Some records:
○ ○ ○ ○ ○ ○ ○

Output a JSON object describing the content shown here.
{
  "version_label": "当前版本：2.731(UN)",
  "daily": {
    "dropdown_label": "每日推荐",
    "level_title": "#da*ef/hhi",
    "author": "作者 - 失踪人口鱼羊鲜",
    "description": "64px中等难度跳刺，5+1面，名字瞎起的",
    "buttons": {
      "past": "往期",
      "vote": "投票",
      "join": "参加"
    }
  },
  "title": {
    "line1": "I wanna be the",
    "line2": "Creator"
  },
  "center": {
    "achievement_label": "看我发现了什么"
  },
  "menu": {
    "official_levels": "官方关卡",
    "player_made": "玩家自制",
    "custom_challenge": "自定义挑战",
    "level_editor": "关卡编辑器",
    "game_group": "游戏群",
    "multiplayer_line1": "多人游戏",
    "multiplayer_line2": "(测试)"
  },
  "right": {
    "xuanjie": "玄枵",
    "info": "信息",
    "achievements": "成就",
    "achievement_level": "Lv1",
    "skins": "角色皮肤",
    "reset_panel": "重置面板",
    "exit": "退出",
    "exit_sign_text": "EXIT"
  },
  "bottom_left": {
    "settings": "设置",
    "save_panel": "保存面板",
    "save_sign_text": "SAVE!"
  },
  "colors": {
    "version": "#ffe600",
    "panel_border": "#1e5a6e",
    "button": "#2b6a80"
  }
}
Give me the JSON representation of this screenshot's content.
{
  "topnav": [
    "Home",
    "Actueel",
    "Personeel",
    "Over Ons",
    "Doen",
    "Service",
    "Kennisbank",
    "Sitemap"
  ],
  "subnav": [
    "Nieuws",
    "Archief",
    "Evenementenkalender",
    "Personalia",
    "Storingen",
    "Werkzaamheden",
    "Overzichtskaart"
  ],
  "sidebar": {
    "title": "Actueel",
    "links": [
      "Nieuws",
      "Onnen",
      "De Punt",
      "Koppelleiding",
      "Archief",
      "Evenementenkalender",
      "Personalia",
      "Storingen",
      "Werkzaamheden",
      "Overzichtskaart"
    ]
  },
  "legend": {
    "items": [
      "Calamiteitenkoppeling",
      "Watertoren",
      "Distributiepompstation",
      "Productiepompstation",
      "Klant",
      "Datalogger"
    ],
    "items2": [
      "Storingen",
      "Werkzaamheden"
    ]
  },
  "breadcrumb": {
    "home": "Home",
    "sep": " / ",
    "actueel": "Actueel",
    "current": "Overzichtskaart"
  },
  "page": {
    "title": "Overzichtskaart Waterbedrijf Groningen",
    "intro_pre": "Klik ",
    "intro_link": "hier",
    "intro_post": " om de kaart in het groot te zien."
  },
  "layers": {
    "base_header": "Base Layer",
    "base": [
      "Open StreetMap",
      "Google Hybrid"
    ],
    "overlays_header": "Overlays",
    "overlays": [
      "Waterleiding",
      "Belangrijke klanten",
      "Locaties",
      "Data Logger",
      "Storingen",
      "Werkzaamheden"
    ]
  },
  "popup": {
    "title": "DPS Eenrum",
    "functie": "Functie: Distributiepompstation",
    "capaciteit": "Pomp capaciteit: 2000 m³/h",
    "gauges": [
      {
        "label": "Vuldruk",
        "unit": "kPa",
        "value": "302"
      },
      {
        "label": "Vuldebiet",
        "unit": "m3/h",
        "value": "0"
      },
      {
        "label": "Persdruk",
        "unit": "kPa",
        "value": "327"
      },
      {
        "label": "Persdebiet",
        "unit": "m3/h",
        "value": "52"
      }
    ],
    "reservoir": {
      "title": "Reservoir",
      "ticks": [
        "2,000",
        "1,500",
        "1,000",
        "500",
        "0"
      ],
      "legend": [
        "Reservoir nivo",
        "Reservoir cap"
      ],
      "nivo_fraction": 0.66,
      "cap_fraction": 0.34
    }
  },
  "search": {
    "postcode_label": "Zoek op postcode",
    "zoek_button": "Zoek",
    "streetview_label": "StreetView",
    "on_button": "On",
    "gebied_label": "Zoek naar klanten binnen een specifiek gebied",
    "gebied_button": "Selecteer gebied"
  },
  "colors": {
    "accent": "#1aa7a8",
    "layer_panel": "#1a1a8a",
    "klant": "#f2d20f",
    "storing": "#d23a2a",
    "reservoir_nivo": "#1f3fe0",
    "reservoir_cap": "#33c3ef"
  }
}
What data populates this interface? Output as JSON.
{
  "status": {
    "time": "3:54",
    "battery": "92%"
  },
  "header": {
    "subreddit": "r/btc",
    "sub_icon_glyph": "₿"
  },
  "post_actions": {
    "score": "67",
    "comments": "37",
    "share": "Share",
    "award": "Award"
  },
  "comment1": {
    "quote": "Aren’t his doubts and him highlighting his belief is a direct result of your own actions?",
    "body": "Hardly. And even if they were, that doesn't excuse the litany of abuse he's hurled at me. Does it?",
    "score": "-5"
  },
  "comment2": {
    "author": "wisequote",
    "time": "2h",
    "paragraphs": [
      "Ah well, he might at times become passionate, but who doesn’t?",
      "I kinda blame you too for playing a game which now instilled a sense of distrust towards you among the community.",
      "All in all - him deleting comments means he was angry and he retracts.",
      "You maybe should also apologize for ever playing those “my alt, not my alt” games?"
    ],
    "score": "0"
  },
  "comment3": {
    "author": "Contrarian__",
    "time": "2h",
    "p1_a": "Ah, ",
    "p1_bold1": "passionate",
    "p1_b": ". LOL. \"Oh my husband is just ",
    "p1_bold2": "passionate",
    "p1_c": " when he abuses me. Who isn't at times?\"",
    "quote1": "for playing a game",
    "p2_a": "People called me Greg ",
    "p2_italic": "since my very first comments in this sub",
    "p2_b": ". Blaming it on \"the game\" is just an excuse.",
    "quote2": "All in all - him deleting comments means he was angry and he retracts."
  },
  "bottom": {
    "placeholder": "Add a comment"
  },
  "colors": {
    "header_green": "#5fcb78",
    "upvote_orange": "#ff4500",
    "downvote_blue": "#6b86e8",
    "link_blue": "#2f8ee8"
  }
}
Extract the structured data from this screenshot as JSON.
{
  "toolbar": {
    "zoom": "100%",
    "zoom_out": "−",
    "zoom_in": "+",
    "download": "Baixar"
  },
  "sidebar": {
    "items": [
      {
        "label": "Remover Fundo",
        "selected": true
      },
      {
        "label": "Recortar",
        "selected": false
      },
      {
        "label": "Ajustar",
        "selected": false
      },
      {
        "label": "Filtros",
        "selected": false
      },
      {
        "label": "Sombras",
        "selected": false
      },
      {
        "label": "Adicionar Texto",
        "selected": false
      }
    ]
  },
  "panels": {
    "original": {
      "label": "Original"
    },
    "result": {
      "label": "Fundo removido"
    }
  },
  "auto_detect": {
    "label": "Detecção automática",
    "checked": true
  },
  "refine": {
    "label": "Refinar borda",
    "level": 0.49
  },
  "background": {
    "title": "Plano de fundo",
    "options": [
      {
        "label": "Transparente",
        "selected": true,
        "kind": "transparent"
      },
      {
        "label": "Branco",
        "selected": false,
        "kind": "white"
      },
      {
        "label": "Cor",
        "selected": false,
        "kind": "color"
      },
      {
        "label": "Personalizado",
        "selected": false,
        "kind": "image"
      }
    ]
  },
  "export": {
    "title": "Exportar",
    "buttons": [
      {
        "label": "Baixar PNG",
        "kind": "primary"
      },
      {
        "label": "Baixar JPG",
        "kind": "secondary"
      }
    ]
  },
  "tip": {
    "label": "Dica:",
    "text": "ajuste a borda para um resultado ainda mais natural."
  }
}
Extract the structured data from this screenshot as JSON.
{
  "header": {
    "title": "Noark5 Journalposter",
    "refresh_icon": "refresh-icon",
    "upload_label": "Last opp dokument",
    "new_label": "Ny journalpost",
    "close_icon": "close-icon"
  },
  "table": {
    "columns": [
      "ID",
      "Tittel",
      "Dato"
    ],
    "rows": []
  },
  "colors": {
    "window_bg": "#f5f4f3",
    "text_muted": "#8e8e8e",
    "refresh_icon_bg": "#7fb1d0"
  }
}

○ ○ ○ ○ ○ ○ ○

YOUR TASK:
Identify and copy lines that hold the string "Distributiepompstation".

THE REPLY:
      "Distributiepompstation",
    "functie": "Functie: Distributiepompstation",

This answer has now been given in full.